Goal of the exercise: Copy out the data below line for line, with no changes.

Records provided:
+ + + + + + +

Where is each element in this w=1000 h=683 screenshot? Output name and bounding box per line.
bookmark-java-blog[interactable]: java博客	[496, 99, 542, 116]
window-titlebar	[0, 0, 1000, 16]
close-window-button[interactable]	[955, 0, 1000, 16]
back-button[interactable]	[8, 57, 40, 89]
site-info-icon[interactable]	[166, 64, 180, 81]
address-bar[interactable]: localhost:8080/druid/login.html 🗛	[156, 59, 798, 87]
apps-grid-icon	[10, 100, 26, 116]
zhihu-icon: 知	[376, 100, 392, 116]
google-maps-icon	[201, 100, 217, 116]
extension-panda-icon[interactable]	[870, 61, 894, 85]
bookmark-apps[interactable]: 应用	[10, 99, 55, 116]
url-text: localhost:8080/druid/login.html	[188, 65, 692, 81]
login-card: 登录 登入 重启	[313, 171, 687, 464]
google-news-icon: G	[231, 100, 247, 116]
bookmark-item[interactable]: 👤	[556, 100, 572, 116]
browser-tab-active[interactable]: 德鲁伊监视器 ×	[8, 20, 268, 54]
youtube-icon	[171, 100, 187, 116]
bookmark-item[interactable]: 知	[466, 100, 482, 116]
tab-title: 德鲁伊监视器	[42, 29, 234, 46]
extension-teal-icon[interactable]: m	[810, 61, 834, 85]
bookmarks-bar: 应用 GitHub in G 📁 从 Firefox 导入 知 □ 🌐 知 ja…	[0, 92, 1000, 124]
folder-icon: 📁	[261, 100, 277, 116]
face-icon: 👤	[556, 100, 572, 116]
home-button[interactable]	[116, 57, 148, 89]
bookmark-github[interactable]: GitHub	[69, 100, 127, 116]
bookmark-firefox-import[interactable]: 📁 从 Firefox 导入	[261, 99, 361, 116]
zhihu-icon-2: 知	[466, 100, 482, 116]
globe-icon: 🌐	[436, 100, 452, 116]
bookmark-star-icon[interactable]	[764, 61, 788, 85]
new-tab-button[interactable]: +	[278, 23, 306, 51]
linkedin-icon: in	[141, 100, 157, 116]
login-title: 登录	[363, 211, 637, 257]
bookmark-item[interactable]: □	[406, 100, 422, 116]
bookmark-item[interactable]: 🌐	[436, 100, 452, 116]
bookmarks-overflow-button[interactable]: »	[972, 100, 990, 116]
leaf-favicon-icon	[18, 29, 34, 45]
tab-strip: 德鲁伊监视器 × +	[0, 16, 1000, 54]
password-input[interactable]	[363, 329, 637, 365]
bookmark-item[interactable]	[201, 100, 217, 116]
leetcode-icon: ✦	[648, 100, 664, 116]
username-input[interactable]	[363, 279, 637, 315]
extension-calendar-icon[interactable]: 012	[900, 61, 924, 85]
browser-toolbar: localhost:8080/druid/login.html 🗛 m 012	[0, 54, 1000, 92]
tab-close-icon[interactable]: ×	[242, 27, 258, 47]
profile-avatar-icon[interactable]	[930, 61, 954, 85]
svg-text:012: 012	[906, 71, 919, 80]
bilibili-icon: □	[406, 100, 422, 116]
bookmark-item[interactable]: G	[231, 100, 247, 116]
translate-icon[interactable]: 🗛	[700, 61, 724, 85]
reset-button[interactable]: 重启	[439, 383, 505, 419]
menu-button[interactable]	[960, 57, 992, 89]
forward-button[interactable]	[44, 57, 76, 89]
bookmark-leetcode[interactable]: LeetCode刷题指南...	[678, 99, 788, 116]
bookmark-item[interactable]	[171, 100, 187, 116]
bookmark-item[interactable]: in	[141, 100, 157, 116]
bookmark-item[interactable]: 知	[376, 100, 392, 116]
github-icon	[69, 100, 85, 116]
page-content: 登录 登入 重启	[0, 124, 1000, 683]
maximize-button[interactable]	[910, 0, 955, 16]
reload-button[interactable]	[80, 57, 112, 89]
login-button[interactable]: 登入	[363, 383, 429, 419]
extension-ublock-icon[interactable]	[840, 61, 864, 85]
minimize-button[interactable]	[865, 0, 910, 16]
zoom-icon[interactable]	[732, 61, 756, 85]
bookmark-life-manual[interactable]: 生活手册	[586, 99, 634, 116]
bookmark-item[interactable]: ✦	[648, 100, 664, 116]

+ + + + + + +

Finished answer:
Where is each element in this w=1000 h=683 screenshot? Output name and bounding box per line.
bookmark-java-blog[interactable]: java博客	[496, 99, 542, 116]
window-titlebar	[0, 0, 1000, 16]
close-window-button[interactable]	[955, 0, 1000, 16]
back-button[interactable]	[8, 57, 40, 89]
site-info-icon[interactable]	[166, 64, 180, 81]
address-bar[interactable]: localhost:8080/druid/login.html 🗛	[156, 59, 798, 87]
apps-grid-icon	[10, 100, 26, 116]
zhihu-icon: 知	[376, 100, 392, 116]
google-maps-icon	[201, 100, 217, 116]
extension-panda-icon[interactable]	[870, 61, 894, 85]
bookmark-apps[interactable]: 应用	[10, 99, 55, 116]
url-text: localhost:8080/druid/login.html	[188, 65, 692, 81]
login-card: 登录 登入 重启	[313, 171, 687, 464]
google-news-icon: G	[231, 100, 247, 116]
bookmark-item[interactable]: 👤	[556, 100, 572, 116]
browser-tab-active[interactable]: 德鲁伊监视器 ×	[8, 20, 268, 54]
youtube-icon	[171, 100, 187, 116]
bookmark-item[interactable]: 知	[466, 100, 482, 116]
tab-title: 德鲁伊监视器	[42, 29, 234, 46]
extension-teal-icon[interactable]: m	[810, 61, 834, 85]
bookmarks-bar: 应用 GitHub in G 📁 从 Firefox 导入 知 □ 🌐 知 ja…	[0, 92, 1000, 124]
folder-icon: 📁	[261, 100, 277, 116]
face-icon: 👤	[556, 100, 572, 116]
home-button[interactable]	[116, 57, 148, 89]
bookmark-github[interactable]: GitHub	[69, 100, 127, 116]
bookmark-firefox-import[interactable]: 📁 从 Firefox 导入	[261, 99, 361, 116]
zhihu-icon-2: 知	[466, 100, 482, 116]
globe-icon: 🌐	[436, 100, 452, 116]
bookmark-star-icon[interactable]	[764, 61, 788, 85]
new-tab-button[interactable]: +	[278, 23, 306, 51]
linkedin-icon: in	[141, 100, 157, 116]
login-title: 登录	[363, 211, 637, 257]
bookmark-item[interactable]: □	[406, 100, 422, 116]
bookmark-item[interactable]: 🌐	[436, 100, 452, 116]
bookmarks-overflow-button[interactable]: »	[972, 100, 990, 116]
leaf-favicon-icon	[18, 29, 34, 45]
tab-strip: 德鲁伊监视器 × +	[0, 16, 1000, 54]
password-input[interactable]	[363, 329, 637, 365]
bookmark-item[interactable]	[201, 100, 217, 116]
leetcode-icon: ✦	[648, 100, 664, 116]
username-input[interactable]	[363, 279, 637, 315]
extension-calendar-icon[interactable]: 012	[900, 61, 924, 85]
browser-toolbar: localhost:8080/druid/login.html 🗛 m 012	[0, 54, 1000, 92]
tab-close-icon[interactable]: ×	[242, 27, 258, 47]
profile-avatar-icon[interactable]	[930, 61, 954, 85]
svg-text:012: 012	[906, 71, 919, 80]
bilibili-icon: □	[406, 100, 422, 116]
bookmark-item[interactable]: G	[231, 100, 247, 116]
translate-icon[interactable]: 🗛	[700, 61, 724, 85]
reset-button[interactable]: 重启	[439, 383, 505, 419]
menu-button[interactable]	[960, 57, 992, 89]
forward-button[interactable]	[44, 57, 76, 89]
bookmark-leetcode[interactable]: LeetCode刷题指南...	[678, 99, 788, 116]
bookmark-item[interactable]	[171, 100, 187, 116]
bookmark-item[interactable]: in	[141, 100, 157, 116]
bookmark-item[interactable]: 知	[376, 100, 392, 116]
github-icon	[69, 100, 85, 116]
page-content: 登录 登入 重启	[0, 124, 1000, 683]
maximize-button[interactable]	[910, 0, 955, 16]
reload-button[interactable]	[80, 57, 112, 89]
login-button[interactable]: 登入	[363, 383, 429, 419]
extension-ublock-icon[interactable]	[840, 61, 864, 85]
minimize-button[interactable]	[865, 0, 910, 16]
zoom-icon[interactable]	[732, 61, 756, 85]
bookmark-life-manual[interactable]: 生活手册	[586, 99, 634, 116]
bookmark-item[interactable]: ✦	[648, 100, 664, 116]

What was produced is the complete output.